[Transcribed document page entries]
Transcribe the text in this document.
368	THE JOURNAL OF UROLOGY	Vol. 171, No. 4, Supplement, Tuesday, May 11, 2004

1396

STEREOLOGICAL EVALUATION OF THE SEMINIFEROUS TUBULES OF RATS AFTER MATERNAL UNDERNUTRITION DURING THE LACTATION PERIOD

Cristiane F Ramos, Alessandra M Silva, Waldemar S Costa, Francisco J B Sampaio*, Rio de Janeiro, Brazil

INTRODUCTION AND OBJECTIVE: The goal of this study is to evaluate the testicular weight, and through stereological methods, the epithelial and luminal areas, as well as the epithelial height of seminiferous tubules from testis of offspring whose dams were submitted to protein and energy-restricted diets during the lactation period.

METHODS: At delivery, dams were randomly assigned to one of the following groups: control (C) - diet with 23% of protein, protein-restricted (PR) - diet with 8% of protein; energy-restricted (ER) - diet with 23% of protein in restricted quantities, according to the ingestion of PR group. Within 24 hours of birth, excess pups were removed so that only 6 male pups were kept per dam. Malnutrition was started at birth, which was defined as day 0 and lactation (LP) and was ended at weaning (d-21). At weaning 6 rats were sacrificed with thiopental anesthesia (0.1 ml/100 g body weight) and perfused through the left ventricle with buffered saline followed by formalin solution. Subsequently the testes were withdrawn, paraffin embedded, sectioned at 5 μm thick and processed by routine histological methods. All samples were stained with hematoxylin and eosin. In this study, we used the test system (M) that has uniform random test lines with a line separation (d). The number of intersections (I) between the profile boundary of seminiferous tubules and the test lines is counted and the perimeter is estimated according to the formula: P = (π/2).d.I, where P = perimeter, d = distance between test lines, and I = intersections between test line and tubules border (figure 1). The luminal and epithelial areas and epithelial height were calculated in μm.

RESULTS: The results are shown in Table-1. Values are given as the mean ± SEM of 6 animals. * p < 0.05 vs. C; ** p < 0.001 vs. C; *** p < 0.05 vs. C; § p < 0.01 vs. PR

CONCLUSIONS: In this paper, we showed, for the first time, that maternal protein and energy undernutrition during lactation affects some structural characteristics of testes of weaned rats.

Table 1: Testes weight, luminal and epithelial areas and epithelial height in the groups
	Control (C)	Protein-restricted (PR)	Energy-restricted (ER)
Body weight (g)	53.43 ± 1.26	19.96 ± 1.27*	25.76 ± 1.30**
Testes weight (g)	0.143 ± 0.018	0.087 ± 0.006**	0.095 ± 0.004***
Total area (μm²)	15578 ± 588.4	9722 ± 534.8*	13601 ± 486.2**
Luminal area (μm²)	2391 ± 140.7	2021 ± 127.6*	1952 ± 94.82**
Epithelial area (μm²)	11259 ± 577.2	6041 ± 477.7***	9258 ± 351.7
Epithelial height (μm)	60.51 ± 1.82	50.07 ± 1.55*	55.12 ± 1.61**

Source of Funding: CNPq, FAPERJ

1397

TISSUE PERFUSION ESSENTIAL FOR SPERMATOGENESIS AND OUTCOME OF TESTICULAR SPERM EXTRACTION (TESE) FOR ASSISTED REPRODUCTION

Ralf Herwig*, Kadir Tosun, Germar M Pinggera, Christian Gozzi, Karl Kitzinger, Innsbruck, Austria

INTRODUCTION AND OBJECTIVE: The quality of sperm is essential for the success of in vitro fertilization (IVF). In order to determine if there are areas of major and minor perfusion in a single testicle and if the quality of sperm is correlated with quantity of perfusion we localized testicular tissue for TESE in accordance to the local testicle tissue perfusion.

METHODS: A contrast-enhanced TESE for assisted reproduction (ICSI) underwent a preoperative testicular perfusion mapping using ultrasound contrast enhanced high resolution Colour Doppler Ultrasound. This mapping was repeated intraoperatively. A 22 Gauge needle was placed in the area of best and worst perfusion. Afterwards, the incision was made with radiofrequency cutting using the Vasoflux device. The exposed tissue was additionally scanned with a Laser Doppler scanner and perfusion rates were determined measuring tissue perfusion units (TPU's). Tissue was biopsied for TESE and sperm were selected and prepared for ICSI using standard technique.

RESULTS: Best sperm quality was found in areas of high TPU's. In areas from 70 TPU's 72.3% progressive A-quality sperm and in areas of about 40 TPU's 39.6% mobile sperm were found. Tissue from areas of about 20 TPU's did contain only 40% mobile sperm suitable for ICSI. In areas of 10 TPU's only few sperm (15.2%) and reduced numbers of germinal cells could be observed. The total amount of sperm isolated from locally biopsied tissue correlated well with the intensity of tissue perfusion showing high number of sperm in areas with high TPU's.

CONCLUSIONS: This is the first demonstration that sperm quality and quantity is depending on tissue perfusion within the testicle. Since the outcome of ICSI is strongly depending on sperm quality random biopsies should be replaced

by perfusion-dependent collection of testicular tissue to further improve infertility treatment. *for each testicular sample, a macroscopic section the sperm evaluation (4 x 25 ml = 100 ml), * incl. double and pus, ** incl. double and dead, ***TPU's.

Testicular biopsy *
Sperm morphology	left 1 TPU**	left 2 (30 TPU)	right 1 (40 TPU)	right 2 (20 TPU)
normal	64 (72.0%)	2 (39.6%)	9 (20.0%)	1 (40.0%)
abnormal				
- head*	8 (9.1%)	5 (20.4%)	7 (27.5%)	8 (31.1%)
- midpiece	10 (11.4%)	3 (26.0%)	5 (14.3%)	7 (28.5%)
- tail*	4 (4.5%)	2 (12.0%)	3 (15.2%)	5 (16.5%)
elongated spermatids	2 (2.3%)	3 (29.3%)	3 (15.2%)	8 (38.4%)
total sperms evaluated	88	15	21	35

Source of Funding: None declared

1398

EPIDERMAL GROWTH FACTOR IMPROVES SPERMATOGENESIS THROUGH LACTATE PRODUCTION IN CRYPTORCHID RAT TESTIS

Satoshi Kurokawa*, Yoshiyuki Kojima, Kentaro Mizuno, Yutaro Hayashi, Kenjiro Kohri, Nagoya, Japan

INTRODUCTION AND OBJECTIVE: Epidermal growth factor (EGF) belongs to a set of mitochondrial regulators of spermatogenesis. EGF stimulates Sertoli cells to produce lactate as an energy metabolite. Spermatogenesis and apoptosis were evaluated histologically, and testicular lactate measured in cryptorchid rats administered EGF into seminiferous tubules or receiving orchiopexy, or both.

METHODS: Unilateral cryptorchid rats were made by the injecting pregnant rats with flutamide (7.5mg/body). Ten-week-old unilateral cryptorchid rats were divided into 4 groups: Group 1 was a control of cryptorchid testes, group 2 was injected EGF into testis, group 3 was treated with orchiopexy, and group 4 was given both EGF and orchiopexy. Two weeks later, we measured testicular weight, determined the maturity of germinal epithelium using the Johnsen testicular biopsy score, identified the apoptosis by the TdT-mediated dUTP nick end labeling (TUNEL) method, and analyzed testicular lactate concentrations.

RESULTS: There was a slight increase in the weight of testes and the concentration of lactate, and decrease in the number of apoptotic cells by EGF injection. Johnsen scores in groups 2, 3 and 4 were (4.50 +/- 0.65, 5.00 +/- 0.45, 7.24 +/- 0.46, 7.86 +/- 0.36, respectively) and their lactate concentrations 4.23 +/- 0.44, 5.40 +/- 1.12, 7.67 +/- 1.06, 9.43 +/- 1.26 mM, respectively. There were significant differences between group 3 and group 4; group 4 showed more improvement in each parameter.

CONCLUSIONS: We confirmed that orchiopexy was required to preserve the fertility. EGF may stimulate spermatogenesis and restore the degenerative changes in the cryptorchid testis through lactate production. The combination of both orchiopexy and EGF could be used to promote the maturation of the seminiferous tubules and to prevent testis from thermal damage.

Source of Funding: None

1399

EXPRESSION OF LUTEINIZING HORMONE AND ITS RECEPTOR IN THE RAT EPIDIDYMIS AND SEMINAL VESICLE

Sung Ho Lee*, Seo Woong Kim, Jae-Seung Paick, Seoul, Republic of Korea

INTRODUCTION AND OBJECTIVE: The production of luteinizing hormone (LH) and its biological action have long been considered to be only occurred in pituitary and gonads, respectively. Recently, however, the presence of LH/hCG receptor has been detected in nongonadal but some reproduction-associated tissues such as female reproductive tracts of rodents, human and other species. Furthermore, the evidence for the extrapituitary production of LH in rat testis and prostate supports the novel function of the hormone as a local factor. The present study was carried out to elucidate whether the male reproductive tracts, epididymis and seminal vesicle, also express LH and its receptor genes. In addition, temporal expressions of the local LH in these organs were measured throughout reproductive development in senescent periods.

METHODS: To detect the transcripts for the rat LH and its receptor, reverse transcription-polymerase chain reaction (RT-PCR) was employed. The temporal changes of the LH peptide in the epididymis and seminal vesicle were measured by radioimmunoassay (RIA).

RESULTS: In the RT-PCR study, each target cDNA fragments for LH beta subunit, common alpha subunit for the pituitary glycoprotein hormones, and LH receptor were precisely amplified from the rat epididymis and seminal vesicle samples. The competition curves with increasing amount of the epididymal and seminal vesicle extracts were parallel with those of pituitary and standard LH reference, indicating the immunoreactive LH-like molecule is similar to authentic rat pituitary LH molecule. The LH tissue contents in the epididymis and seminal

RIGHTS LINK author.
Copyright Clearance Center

> _WHAT IS BEING ASKED_
Write out every line from the data above that includes "evaluated".

> _RESULT OF THE EXERCISE_
total sperms evaluated	88	15	21	35
INTRODUCTION AND OBJECTIVE: Epidermal growth factor (EGF) belongs to a set of mitochondrial regulators of spermatogenesis. EGF stimulates Sertoli cells to produce lactate as an energy metabolite. Spermatogenesis and apoptosis were evaluated histologically, and testicular lactate measured in cryptorchid rats administered EGF into seminiferous tubules or receiving orchiopexy, or both.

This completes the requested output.